What is required: Pick out the lines in the listing below that contain the word "Kamado" and copy them.

Extracted information:
"""

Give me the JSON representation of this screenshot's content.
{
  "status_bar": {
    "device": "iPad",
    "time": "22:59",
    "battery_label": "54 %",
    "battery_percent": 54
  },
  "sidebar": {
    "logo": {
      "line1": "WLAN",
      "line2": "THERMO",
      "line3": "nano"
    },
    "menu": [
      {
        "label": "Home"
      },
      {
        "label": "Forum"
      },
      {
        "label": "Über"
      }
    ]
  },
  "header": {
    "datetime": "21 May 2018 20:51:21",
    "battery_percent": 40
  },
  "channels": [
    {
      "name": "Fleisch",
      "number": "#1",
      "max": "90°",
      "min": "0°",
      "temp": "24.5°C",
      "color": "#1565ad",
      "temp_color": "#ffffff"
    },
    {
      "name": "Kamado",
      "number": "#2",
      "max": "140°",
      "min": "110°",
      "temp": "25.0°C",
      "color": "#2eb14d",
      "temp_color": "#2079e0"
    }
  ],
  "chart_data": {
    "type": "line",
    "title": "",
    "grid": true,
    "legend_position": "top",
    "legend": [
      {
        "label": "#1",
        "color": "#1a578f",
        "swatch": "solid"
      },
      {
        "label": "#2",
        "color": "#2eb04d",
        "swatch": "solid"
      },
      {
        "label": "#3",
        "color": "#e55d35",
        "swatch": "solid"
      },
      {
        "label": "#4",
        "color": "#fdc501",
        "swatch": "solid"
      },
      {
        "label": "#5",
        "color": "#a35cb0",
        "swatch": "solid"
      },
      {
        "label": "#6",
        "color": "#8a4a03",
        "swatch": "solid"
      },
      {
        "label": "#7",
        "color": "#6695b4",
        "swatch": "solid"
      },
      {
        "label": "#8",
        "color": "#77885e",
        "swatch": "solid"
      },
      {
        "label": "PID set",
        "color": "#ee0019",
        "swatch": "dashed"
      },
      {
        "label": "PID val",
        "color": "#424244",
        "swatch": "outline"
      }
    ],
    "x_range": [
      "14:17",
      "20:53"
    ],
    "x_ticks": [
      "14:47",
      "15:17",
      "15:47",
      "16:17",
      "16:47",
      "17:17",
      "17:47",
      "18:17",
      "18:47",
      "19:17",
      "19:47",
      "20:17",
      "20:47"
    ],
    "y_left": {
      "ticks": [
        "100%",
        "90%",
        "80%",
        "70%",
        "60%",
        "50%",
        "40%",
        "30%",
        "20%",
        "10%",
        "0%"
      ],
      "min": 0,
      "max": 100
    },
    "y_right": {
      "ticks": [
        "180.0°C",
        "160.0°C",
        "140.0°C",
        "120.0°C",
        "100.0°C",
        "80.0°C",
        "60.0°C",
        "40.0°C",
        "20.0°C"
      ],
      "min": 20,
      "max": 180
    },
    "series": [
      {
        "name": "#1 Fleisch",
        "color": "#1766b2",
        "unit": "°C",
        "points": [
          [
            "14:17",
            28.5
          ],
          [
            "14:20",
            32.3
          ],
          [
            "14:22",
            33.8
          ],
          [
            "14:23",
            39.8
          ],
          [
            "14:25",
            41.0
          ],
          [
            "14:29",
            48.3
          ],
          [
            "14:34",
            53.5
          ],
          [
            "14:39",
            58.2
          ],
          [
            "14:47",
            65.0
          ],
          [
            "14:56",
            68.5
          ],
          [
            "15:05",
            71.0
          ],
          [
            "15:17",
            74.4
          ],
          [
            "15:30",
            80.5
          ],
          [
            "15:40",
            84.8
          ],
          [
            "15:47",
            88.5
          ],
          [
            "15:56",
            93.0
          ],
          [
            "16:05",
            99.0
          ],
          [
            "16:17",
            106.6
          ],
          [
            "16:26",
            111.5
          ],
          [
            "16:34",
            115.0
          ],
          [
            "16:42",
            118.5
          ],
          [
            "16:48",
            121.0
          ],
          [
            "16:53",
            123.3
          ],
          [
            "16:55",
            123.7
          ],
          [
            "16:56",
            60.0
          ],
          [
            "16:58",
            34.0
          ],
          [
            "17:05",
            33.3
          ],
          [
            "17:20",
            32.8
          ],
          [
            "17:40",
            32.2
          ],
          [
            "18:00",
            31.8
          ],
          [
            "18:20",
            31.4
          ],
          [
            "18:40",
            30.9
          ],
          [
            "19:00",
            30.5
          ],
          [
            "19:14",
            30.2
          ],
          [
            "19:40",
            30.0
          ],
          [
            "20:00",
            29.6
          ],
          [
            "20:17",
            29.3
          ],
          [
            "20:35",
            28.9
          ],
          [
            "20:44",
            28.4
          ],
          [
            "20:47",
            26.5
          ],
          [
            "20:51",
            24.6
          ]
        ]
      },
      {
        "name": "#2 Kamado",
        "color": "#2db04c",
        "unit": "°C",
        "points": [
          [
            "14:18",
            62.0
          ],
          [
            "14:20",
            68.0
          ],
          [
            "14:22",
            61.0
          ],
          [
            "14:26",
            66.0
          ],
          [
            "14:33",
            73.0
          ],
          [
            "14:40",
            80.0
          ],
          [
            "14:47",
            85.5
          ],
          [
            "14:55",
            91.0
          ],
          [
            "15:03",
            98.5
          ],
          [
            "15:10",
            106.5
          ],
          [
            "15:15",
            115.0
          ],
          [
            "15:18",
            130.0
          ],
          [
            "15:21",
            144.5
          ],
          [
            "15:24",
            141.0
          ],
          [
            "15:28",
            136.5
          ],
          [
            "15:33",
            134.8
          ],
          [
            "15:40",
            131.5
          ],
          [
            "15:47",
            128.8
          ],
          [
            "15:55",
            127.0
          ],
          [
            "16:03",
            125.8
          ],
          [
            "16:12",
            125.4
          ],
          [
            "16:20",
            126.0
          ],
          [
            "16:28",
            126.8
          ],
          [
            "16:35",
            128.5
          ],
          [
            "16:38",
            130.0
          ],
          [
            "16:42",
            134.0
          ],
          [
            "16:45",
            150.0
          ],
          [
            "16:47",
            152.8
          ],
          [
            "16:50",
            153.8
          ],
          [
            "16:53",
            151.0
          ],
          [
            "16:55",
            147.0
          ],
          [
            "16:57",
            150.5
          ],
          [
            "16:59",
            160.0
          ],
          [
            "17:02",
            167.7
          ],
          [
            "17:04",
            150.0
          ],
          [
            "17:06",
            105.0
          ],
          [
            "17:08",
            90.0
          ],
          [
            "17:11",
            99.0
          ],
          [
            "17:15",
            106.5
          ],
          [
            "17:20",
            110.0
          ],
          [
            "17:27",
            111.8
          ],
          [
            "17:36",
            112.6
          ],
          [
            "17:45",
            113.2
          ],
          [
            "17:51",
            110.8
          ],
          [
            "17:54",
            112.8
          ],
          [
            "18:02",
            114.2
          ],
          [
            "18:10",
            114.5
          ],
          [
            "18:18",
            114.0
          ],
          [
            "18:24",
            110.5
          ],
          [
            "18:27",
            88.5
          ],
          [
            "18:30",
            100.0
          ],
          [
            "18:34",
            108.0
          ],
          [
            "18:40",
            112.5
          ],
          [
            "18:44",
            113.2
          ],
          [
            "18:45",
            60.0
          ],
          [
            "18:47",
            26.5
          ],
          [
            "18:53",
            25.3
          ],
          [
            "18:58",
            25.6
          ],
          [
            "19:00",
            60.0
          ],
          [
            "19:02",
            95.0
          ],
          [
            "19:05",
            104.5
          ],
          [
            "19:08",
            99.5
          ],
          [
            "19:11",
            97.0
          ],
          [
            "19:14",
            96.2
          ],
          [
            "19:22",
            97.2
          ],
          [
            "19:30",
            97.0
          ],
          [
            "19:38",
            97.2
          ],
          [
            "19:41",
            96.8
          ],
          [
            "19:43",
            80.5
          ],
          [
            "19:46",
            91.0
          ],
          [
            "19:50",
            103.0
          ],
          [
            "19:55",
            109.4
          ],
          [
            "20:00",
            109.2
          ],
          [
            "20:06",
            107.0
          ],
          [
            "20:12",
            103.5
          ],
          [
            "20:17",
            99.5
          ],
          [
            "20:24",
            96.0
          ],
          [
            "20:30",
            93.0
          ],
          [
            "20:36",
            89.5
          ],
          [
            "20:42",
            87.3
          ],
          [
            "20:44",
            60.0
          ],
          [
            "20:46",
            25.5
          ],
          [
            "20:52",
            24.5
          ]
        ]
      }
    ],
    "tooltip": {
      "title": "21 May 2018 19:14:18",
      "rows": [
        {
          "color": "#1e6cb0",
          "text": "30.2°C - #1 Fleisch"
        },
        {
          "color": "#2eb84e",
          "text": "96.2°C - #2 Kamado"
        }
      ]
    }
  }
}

"""

Solution for this exercise:
      "name": "Kamado",
        "name": "#2 Kamado",
          "text": "96.2°C - #2 Kamado"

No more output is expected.